PROBLEM DETAILS |
Give every line again exactly as it appears, please, but not the pictures.

STORED RECORDS |
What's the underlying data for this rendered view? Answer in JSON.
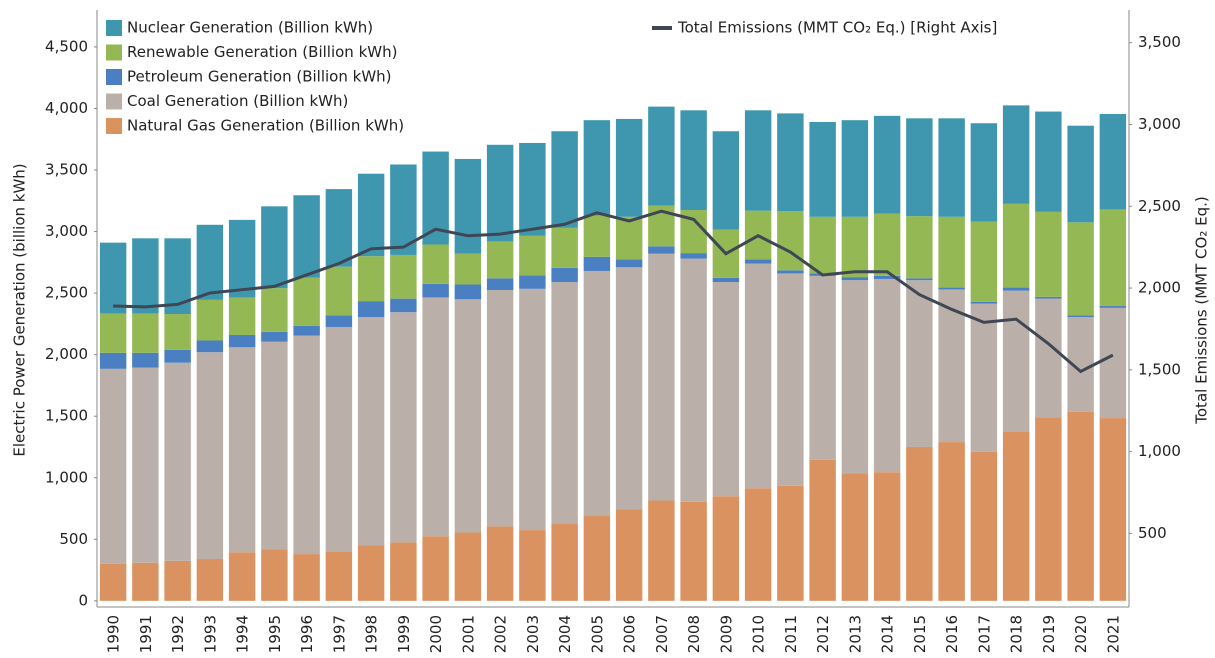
{
  "chart_data": {
    "type": "bar",
    "y_label": "Electric Power Generation (billion kWh)",
    "y2_label": "Total Emissions (MMT CO₂ Eq.)",
    "categories": [
      "1990",
      "1991",
      "1992",
      "1993",
      "1994",
      "1995",
      "1996",
      "1997",
      "1998",
      "1999",
      "2000",
      "2001",
      "2002",
      "2003",
      "2004",
      "2005",
      "2006",
      "2007",
      "2008",
      "2009",
      "2010",
      "2011",
      "2012",
      "2013",
      "2014",
      "2015",
      "2016",
      "2017",
      "2018",
      "2019",
      "2020",
      "2021"
    ],
    "series": [
      {
        "name": "Natural Gas Generation (Billion kWh)",
        "color": "#da9360",
        "values": [
          300,
          310,
          325,
          340,
          395,
          420,
          380,
          400,
          450,
          475,
          525,
          555,
          605,
          575,
          630,
          695,
          745,
          815,
          805,
          850,
          915,
          935,
          1145,
          1035,
          1045,
          1250,
          1290,
          1210,
          1375,
          1490,
          1535,
          1485
        ]
      },
      {
        "name": "Coal Generation (Billion kWh)",
        "color": "#bab0a9",
        "values": [
          1585,
          1585,
          1610,
          1680,
          1665,
          1685,
          1775,
          1825,
          1855,
          1870,
          1940,
          1895,
          1920,
          1960,
          1960,
          1985,
          1965,
          2005,
          1975,
          1740,
          1825,
          1725,
          1495,
          1570,
          1570,
          1355,
          1240,
          1205,
          1145,
          965,
          770,
          895
        ]
      },
      {
        "name": "Petroleum Generation (Billion kWh)",
        "color": "#4a7fc1",
        "values": [
          130,
          120,
          105,
          95,
          100,
          80,
          80,
          95,
          130,
          110,
          110,
          120,
          95,
          110,
          115,
          115,
          65,
          60,
          45,
          35,
          35,
          25,
          20,
          25,
          25,
          15,
          15,
          15,
          25,
          15,
          15,
          15
        ]
      },
      {
        "name": "Renewable Generation (Billion kWh)",
        "color": "#94b853",
        "values": [
          320,
          320,
          290,
          330,
          305,
          355,
          390,
          395,
          365,
          355,
          320,
          250,
          300,
          320,
          325,
          335,
          345,
          330,
          350,
          390,
          395,
          480,
          460,
          490,
          505,
          505,
          575,
          650,
          680,
          690,
          755,
          785
        ]
      },
      {
        "name": "Nuclear Generation (Billion kWh)",
        "color": "#3e97ae",
        "values": [
          575,
          610,
          615,
          610,
          630,
          665,
          670,
          630,
          670,
          735,
          755,
          770,
          785,
          755,
          785,
          775,
          795,
          805,
          810,
          800,
          815,
          795,
          770,
          785,
          795,
          795,
          800,
          800,
          800,
          815,
          785,
          775
        ]
      },
      {
        "name": "Total Emissions (MMT CO₂ Eq.) [Right Axis]",
        "color": "#3f4654",
        "type": "line",
        "axis": "y2",
        "values": [
          1890,
          1885,
          1900,
          1970,
          1990,
          2010,
          2080,
          2150,
          2240,
          2250,
          2360,
          2320,
          2330,
          2360,
          2390,
          2460,
          2410,
          2470,
          2420,
          2210,
          2320,
          2220,
          2080,
          2100,
          2100,
          1960,
          1870,
          1790,
          1810,
          1660,
          1490,
          1590
        ]
      }
    ],
    "stacked": true,
    "ylim": [
      -50,
      4800
    ],
    "yticks": [
      0,
      500,
      {
        "value": 1000,
        "label": "1,000"
      },
      {
        "value": 1500,
        "label": "1,500"
      },
      {
        "value": 2000,
        "label": "2,000"
      },
      {
        "value": 2500,
        "label": "2,500"
      },
      {
        "value": 3000,
        "label": "3,000"
      },
      {
        "value": 3500,
        "label": "3,500"
      },
      {
        "value": 4000,
        "label": "4,000"
      },
      {
        "value": 4500,
        "label": "4,500"
      }
    ],
    "y2lim": [
      50,
      3700
    ],
    "y2ticks": [
      500,
      {
        "value": 1000,
        "label": "1,000"
      },
      {
        "value": 1500,
        "label": "1,500"
      },
      {
        "value": 2000,
        "label": "2,000"
      },
      {
        "value": 2500,
        "label": "2,500"
      },
      {
        "value": 3000,
        "label": "3,000"
      },
      {
        "value": 3500,
        "label": "3,500"
      }
    ],
    "grid": false
  }
}
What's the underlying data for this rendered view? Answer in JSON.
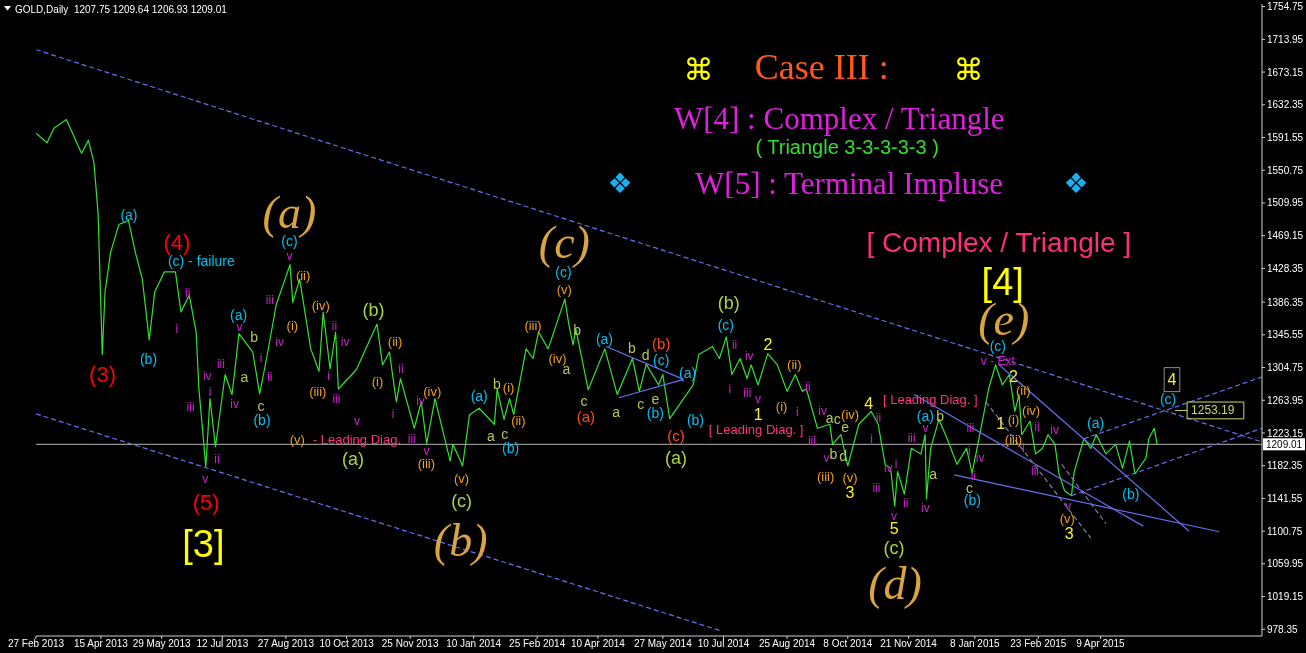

SOLUTION TO THIS EXERCISE |
What's the underlying data for this rendered view? Answer in JSON.
{
  "chart_data": {
    "type": "bar",
    "y_label": "Electric Power Generation (billion kWh)",
    "y2_label": "Total Emissions (MMT CO₂ Eq.)",
    "categories": [
      "1990",
      "1991",
      "1992",
      "1993",
      "1994",
      "1995",
      "1996",
      "1997",
      "1998",
      "1999",
      "2000",
      "2001",
      "2002",
      "2003",
      "2004",
      "2005",
      "2006",
      "2007",
      "2008",
      "2009",
      "2010",
      "2011",
      "2012",
      "2013",
      "2014",
      "2015",
      "2016",
      "2017",
      "2018",
      "2019",
      "2020",
      "2021"
    ],
    "series": [
      {
        "name": "Natural Gas Generation (Billion kWh)",
        "color": "#da9360",
        "values": [
          300,
          310,
          325,
          340,
          395,
          420,
          380,
          400,
          450,
          475,
          525,
          555,
          605,
          575,
          630,
          695,
          745,
          815,
          805,
          850,
          915,
          935,
          1145,
          1035,
          1045,
          1250,
          1290,
          1210,
          1375,
          1490,
          1535,
          1485
        ]
      },
      {
        "name": "Coal Generation (Billion kWh)",
        "color": "#bab0a9",
        "values": [
          1585,
          1585,
          1610,
          1680,
          1665,
          1685,
          1775,
          1825,
          1855,
          1870,
          1940,
          1895,
          1920,
          1960,
          1960,
          1985,
          1965,
          2005,
          1975,
          1740,
          1825,
          1725,
          1495,
          1570,
          1570,
          1355,
          1240,
          1205,
          1145,
          965,
          770,
          895
        ]
      },
      {
        "name": "Petroleum Generation (Billion kWh)",
        "color": "#4a7fc1",
        "values": [
          130,
          120,
          105,
          95,
          100,
          80,
          80,
          95,
          130,
          110,
          110,
          120,
          95,
          110,
          115,
          115,
          65,
          60,
          45,
          35,
          35,
          25,
          20,
          25,
          25,
          15,
          15,
          15,
          25,
          15,
          15,
          15
        ]
      },
      {
        "name": "Renewable Generation (Billion kWh)",
        "color": "#94b853",
        "values": [
          320,
          320,
          290,
          330,
          305,
          355,
          390,
          395,
          365,
          355,
          320,
          250,
          300,
          320,
          325,
          335,
          345,
          330,
          350,
          390,
          395,
          480,
          460,
          490,
          505,
          505,
          575,
          650,
          680,
          690,
          755,
          785
        ]
      },
      {
        "name": "Nuclear Generation (Billion kWh)",
        "color": "#3e97ae",
        "values": [
          575,
          610,
          615,
          610,
          630,
          665,
          670,
          630,
          670,
          735,
          755,
          770,
          785,
          755,
          785,
          775,
          795,
          805,
          810,
          800,
          815,
          795,
          770,
          785,
          795,
          795,
          800,
          800,
          800,
          815,
          785,
          775
        ]
      },
      {
        "name": "Total Emissions (MMT CO₂ Eq.) [Right Axis]",
        "color": "#3f4654",
        "type": "line",
        "axis": "y2",
        "values": [
          1890,
          1885,
          1900,
          1970,
          1990,
          2010,
          2080,
          2150,
          2240,
          2250,
          2360,
          2320,
          2330,
          2360,
          2390,
          2460,
          2410,
          2470,
          2420,
          2210,
          2320,
          2220,
          2080,
          2100,
          2100,
          1960,
          1870,
          1790,
          1810,
          1660,
          1490,
          1590
        ]
      }
    ],
    "stacked": true,
    "ylim": [
      -50,
      4800
    ],
    "yticks": [
      0,
      500,
      {
        "value": 1000,
        "label": "1,000"
      },
      {
        "value": 1500,
        "label": "1,500"
      },
      {
        "value": 2000,
        "label": "2,000"
      },
      {
        "value": 2500,
        "label": "2,500"
      },
      {
        "value": 3000,
        "label": "3,000"
      },
      {
        "value": 3500,
        "label": "3,500"
      },
      {
        "value": 4000,
        "label": "4,000"
      },
      {
        "value": 4500,
        "label": "4,500"
      }
    ],
    "y2lim": [
      50,
      3700
    ],
    "y2ticks": [
      500,
      {
        "value": 1000,
        "label": "1,000"
      },
      {
        "value": 1500,
        "label": "1,500"
      },
      {
        "value": 2000,
        "label": "2,000"
      },
      {
        "value": 2500,
        "label": "2,500"
      },
      {
        "value": 3000,
        "label": "3,000"
      },
      {
        "value": 3500,
        "label": "3,500"
      }
    ],
    "grid": false
  }
}
What's the underlying data for this rendered view? Answer in JSON.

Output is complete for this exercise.